Would you transcribe the whole listing exactly, minus its pictures?

● **ENTRIES**:
****************************************
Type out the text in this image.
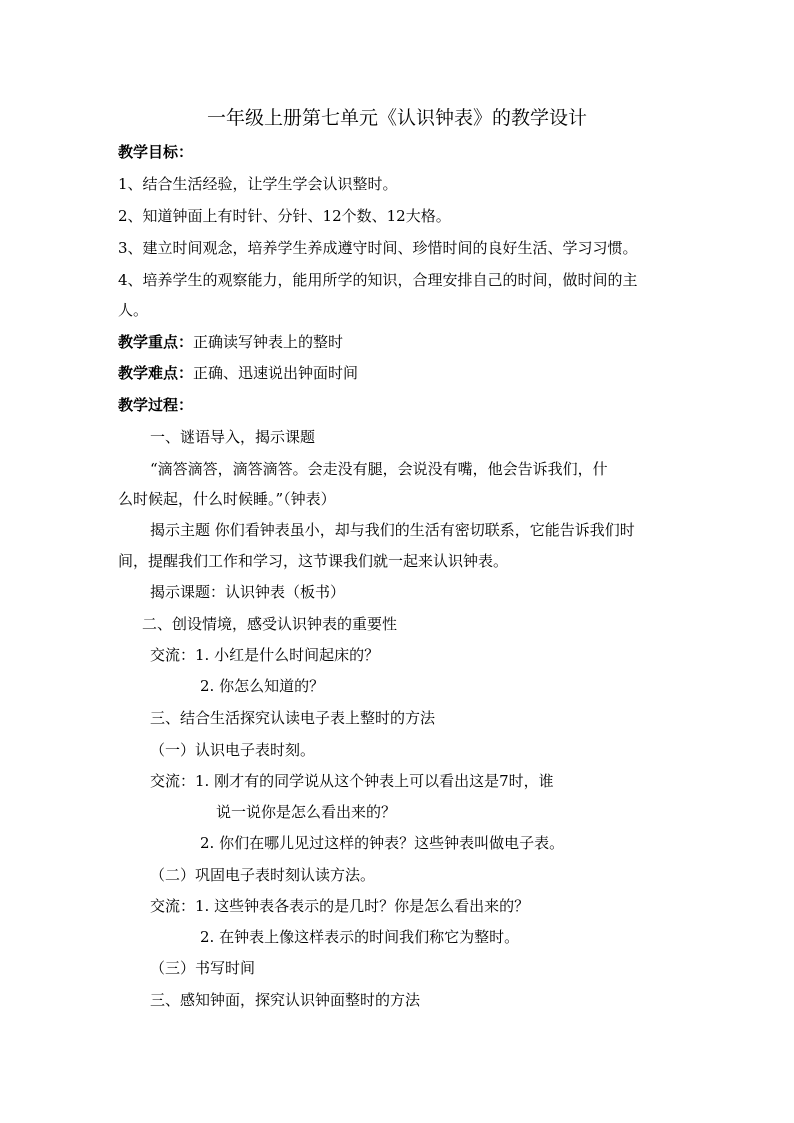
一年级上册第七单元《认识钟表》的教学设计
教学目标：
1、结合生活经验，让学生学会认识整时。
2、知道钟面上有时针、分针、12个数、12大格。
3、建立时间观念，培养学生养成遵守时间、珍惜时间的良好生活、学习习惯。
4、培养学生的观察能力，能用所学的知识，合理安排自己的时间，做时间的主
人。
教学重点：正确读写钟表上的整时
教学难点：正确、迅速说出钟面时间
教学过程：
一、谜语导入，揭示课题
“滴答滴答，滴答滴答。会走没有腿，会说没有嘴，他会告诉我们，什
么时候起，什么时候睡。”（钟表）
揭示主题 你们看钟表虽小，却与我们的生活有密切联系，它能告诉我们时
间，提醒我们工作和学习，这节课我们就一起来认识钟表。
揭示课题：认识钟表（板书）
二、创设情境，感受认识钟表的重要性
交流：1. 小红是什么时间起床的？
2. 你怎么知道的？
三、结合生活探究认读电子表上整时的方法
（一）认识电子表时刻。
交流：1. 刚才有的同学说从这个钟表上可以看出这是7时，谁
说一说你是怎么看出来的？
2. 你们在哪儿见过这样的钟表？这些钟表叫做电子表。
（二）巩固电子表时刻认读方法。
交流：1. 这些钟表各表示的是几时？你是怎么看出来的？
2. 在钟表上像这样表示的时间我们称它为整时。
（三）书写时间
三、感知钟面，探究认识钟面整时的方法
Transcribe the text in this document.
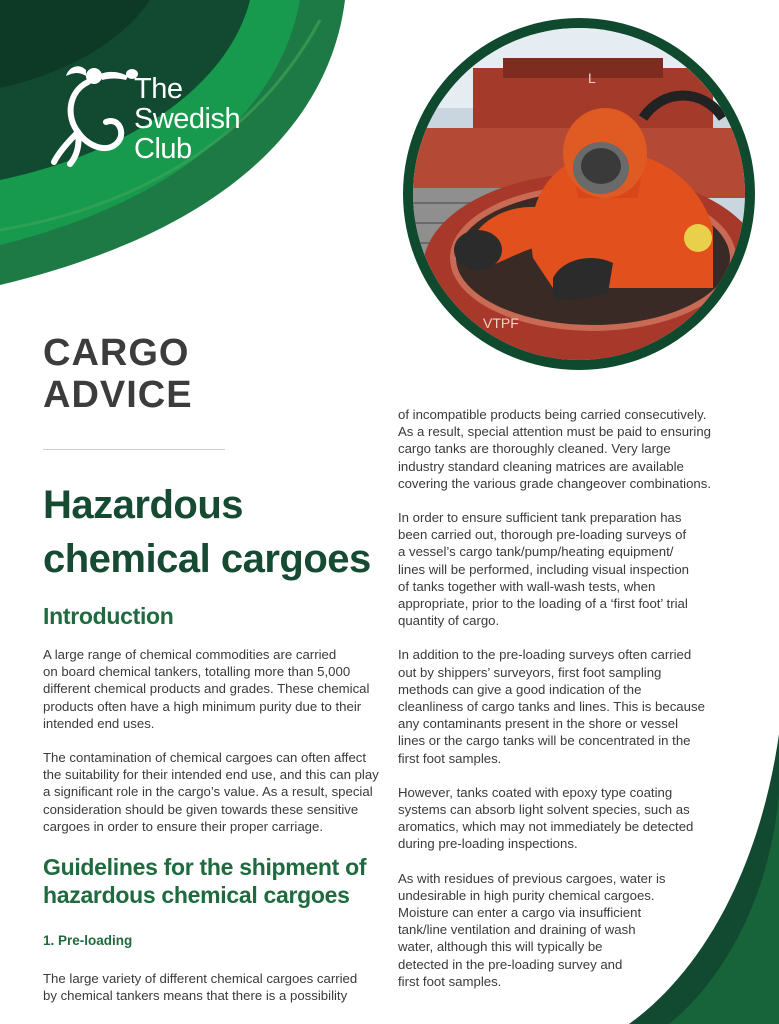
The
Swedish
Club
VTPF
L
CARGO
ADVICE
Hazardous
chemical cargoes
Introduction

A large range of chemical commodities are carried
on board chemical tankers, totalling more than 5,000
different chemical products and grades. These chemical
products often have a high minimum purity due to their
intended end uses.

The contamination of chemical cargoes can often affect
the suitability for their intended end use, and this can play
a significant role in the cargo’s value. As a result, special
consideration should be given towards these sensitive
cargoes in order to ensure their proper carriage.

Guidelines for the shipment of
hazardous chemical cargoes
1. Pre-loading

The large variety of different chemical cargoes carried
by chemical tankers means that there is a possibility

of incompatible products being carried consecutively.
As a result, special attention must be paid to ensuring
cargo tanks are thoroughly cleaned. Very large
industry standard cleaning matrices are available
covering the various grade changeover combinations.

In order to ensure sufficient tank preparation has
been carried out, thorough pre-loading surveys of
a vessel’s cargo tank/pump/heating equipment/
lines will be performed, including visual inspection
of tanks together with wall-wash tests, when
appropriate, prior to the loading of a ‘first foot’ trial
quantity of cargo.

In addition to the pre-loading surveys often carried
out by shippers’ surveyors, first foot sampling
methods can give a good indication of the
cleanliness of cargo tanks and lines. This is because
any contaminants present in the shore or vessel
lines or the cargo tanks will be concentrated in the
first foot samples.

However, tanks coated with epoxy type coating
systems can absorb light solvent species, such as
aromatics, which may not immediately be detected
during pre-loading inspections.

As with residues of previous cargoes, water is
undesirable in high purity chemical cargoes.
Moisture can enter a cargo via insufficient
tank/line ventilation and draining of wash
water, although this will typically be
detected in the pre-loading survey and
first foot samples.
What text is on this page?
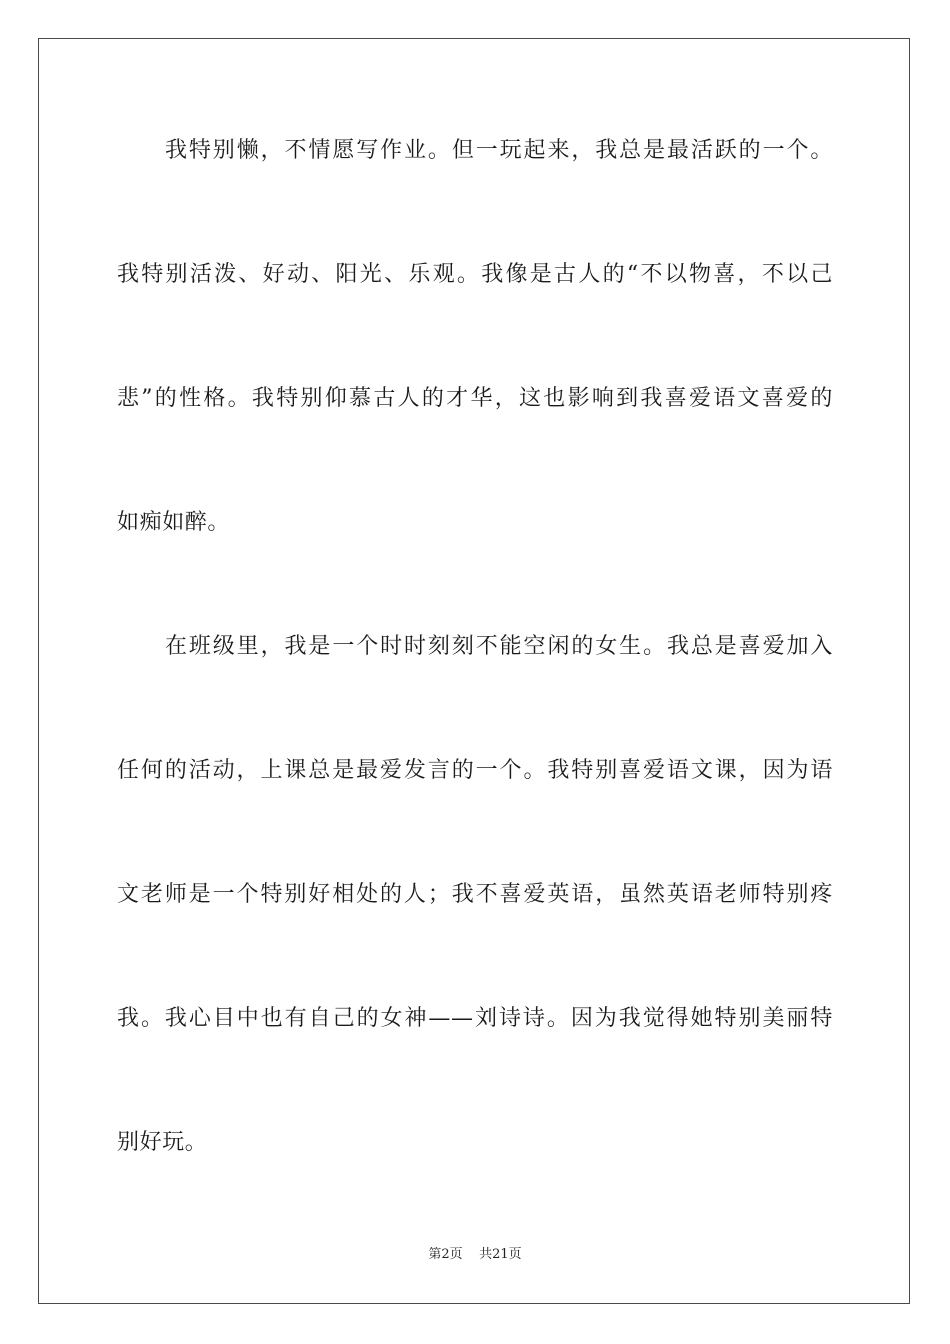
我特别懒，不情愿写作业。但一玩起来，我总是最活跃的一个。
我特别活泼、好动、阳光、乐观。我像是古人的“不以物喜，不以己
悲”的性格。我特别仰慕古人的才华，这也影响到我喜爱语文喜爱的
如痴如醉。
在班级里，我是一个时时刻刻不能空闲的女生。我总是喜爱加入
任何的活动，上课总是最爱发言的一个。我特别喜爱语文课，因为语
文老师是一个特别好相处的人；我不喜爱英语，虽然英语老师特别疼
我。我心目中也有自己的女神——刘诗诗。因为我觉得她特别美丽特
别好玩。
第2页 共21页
****************************************
● **EXPECTED ANSWER**:
Type out the text in this image.
一年级上册第七单元《认识钟表》的教学设计
教学目标：
1、结合生活经验，让学生学会认识整时。
2、知道钟面上有时针、分针、12个数、12大格。
3、建立时间观念，培养学生养成遵守时间、珍惜时间的良好生活、学习习惯。
4、培养学生的观察能力，能用所学的知识，合理安排自己的时间，做时间的主
人。
教学重点：正确读写钟表上的整时
教学难点：正确、迅速说出钟面时间
教学过程：
一、谜语导入，揭示课题
“滴答滴答，滴答滴答。会走没有腿，会说没有嘴，他会告诉我们，什
么时候起，什么时候睡。”（钟表）
揭示主题 你们看钟表虽小，却与我们的生活有密切联系，它能告诉我们时
间，提醒我们工作和学习，这节课我们就一起来认识钟表。
揭示课题：认识钟表（板书）
二、创设情境，感受认识钟表的重要性
交流：1. 小红是什么时间起床的？
2. 你怎么知道的？
三、结合生活探究认读电子表上整时的方法
（一）认识电子表时刻。
交流：1. 刚才有的同学说从这个钟表上可以看出这是7时，谁
说一说你是怎么看出来的？
2. 你们在哪儿见过这样的钟表？这些钟表叫做电子表。
（二）巩固电子表时刻认读方法。
交流：1. 这些钟表各表示的是几时？你是怎么看出来的？
2. 在钟表上像这样表示的时间我们称它为整时。
（三）书写时间
三、感知钟面，探究认识钟面整时的方法
Transcribe the text in this document.
The
Swedish
Club
VTPF
L
CARGO
ADVICE
Hazardous
chemical cargoes
Introduction

A large range of chemical commodities are carried
on board chemical tankers, totalling more than 5,000
different chemical products and grades. These chemical
products often have a high minimum purity due to their
intended end uses.

The contamination of chemical cargoes can often affect
the suitability for their intended end use, and this can play
a significant role in the cargo’s value. As a result, special
consideration should be given towards these sensitive
cargoes in order to ensure their proper carriage.

Guidelines for the shipment of
hazardous chemical cargoes
1. Pre-loading

The large variety of different chemical cargoes carried
by chemical tankers means that there is a possibility

of incompatible products being carried consecutively.
As a result, special attention must be paid to ensuring
cargo tanks are thoroughly cleaned. Very large
industry standard cleaning matrices are available
covering the various grade changeover combinations.

In order to ensure sufficient tank preparation has
been carried out, thorough pre-loading surveys of
a vessel’s cargo tank/pump/heating equipment/
lines will be performed, including visual inspection
of tanks together with wall-wash tests, when
appropriate, prior to the loading of a ‘first foot’ trial
quantity of cargo.

In addition to the pre-loading surveys often carried
out by shippers’ surveyors, first foot sampling
methods can give a good indication of the
cleanliness of cargo tanks and lines. This is because
any contaminants present in the shore or vessel
lines or the cargo tanks will be concentrated in the
first foot samples.

However, tanks coated with epoxy type coating
systems can absorb light solvent species, such as
aromatics, which may not immediately be detected
during pre-loading inspections.

As with residues of previous cargoes, water is
undesirable in high purity chemical cargoes.
Moisture can enter a cargo via insufficient
tank/line ventilation and draining of wash
water, although this will typically be
detected in the pre-loading survey and
first foot samples.
What text is on this page?
我特别懒，不情愿写作业。但一玩起来，我总是最活跃的一个。
我特别活泼、好动、阳光、乐观。我像是古人的“不以物喜，不以己
悲”的性格。我特别仰慕古人的才华，这也影响到我喜爱语文喜爱的
如痴如醉。
在班级里，我是一个时时刻刻不能空闲的女生。我总是喜爱加入
任何的活动，上课总是最爱发言的一个。我特别喜爱语文课，因为语
文老师是一个特别好相处的人；我不喜爱英语，虽然英语老师特别疼
我。我心目中也有自己的女神——刘诗诗。因为我觉得她特别美丽特
别好玩。
第2页 共21页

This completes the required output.